(Rows from a dataset)
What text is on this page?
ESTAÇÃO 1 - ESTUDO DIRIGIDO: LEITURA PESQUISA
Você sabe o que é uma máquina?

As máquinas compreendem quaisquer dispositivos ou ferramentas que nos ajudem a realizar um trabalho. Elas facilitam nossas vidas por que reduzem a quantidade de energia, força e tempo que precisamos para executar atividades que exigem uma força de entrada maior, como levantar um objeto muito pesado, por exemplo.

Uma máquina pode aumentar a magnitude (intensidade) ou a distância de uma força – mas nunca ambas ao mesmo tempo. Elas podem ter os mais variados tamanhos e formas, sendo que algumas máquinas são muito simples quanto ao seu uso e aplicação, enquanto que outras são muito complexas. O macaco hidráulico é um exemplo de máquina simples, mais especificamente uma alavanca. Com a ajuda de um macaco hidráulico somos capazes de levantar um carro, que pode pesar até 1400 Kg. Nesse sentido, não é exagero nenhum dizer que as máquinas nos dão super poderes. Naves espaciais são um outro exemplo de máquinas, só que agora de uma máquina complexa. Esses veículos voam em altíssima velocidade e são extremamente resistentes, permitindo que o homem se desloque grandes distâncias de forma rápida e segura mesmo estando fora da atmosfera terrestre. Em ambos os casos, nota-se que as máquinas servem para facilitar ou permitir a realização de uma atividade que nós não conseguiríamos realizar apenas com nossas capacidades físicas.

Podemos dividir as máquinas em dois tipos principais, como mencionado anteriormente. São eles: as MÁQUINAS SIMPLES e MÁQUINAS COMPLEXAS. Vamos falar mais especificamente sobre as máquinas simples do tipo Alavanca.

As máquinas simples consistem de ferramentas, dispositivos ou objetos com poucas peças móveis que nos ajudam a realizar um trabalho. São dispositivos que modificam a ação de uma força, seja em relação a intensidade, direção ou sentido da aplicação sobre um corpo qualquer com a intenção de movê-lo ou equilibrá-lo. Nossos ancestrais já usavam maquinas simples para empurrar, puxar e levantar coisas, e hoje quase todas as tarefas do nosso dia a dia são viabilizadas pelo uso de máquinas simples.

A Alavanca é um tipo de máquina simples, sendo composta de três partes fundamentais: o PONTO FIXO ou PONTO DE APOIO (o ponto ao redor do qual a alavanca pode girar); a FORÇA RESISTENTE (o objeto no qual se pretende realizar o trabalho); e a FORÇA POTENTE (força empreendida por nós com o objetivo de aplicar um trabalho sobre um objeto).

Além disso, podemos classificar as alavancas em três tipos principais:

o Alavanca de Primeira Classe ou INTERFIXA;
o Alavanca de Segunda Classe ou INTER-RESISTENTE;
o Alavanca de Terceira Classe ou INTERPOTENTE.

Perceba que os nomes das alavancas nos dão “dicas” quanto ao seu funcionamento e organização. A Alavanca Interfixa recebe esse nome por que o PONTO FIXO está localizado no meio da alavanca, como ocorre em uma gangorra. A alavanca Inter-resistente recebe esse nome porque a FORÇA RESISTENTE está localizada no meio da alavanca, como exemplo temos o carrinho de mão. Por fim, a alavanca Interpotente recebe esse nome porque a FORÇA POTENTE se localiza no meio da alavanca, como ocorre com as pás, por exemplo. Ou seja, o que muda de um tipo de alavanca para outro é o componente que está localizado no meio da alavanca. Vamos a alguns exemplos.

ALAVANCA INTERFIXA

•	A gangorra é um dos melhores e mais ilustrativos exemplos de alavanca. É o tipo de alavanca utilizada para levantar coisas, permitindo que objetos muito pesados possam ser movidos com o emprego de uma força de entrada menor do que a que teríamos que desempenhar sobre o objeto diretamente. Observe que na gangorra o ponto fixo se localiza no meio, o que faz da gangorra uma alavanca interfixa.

## DIRECTIVE
All of the entries above should be written out again exactly.

## THE RESULT
What text is on this page?
ESTAÇÃO 1 - ESTUDO DIRIGIDO: LEITURA PESQUISA
Você sabe o que é uma máquina?

As máquinas compreendem quaisquer dispositivos ou ferramentas que nos ajudem a realizar um trabalho. Elas facilitam nossas vidas por que reduzem a quantidade de energia, força e tempo que precisamos para executar atividades que exigem uma força de entrada maior, como levantar um objeto muito pesado, por exemplo.

Uma máquina pode aumentar a magnitude (intensidade) ou a distância de uma força – mas nunca ambas ao mesmo tempo. Elas podem ter os mais variados tamanhos e formas, sendo que algumas máquinas são muito simples quanto ao seu uso e aplicação, enquanto que outras são muito complexas. O macaco hidráulico é um exemplo de máquina simples, mais especificamente uma alavanca. Com a ajuda de um macaco hidráulico somos capazes de levantar um carro, que pode pesar até 1400 Kg. Nesse sentido, não é exagero nenhum dizer que as máquinas nos dão super poderes. Naves espaciais são um outro exemplo de máquinas, só que agora de uma máquina complexa. Esses veículos voam em altíssima velocidade e são extremamente resistentes, permitindo que o homem se desloque grandes distâncias de forma rápida e segura mesmo estando fora da atmosfera terrestre. Em ambos os casos, nota-se que as máquinas servem para facilitar ou permitir a realização de uma atividade que nós não conseguiríamos realizar apenas com nossas capacidades físicas.

Podemos dividir as máquinas em dois tipos principais, como mencionado anteriormente. São eles: as MÁQUINAS SIMPLES e MÁQUINAS COMPLEXAS. Vamos falar mais especificamente sobre as máquinas simples do tipo Alavanca.

As máquinas simples consistem de ferramentas, dispositivos ou objetos com poucas peças móveis que nos ajudam a realizar um trabalho. São dispositivos que modificam a ação de uma força, seja em relação a intensidade, direção ou sentido da aplicação sobre um corpo qualquer com a intenção de movê-lo ou equilibrá-lo. Nossos ancestrais já usavam maquinas simples para empurrar, puxar e levantar coisas, e hoje quase todas as tarefas do nosso dia a dia são viabilizadas pelo uso de máquinas simples.

A Alavanca é um tipo de máquina simples, sendo composta de três partes fundamentais: o PONTO FIXO ou PONTO DE APOIO (o ponto ao redor do qual a alavanca pode girar); a FORÇA RESISTENTE (o objeto no qual se pretende realizar o trabalho); e a FORÇA POTENTE (força empreendida por nós com o objetivo de aplicar um trabalho sobre um objeto).

Além disso, podemos classificar as alavancas em três tipos principais:

o Alavanca de Primeira Classe ou INTERFIXA;
o Alavanca de Segunda Classe ou INTER-RESISTENTE;
o Alavanca de Terceira Classe ou INTERPOTENTE.

Perceba que os nomes das alavancas nos dão “dicas” quanto ao seu funcionamento e organização. A Alavanca Interfixa recebe esse nome por que o PONTO FIXO está localizado no meio da alavanca, como ocorre em uma gangorra. A alavanca Inter-resistente recebe esse nome porque a FORÇA RESISTENTE está localizada no meio da alavanca, como exemplo temos o carrinho de mão. Por fim, a alavanca Interpotente recebe esse nome porque a FORÇA POTENTE se localiza no meio da alavanca, como ocorre com as pás, por exemplo. Ou seja, o que muda de um tipo de alavanca para outro é o componente que está localizado no meio da alavanca. Vamos a alguns exemplos.

ALAVANCA INTERFIXA

•	A gangorra é um dos melhores e mais ilustrativos exemplos de alavanca. É o tipo de alavanca utilizada para levantar coisas, permitindo que objetos muito pesados possam ser movidos com o emprego de uma força de entrada menor do que a que teríamos que desempenhar sobre o objeto diretamente. Observe que na gangorra o ponto fixo se localiza no meio, o que faz da gangorra uma alavanca interfixa.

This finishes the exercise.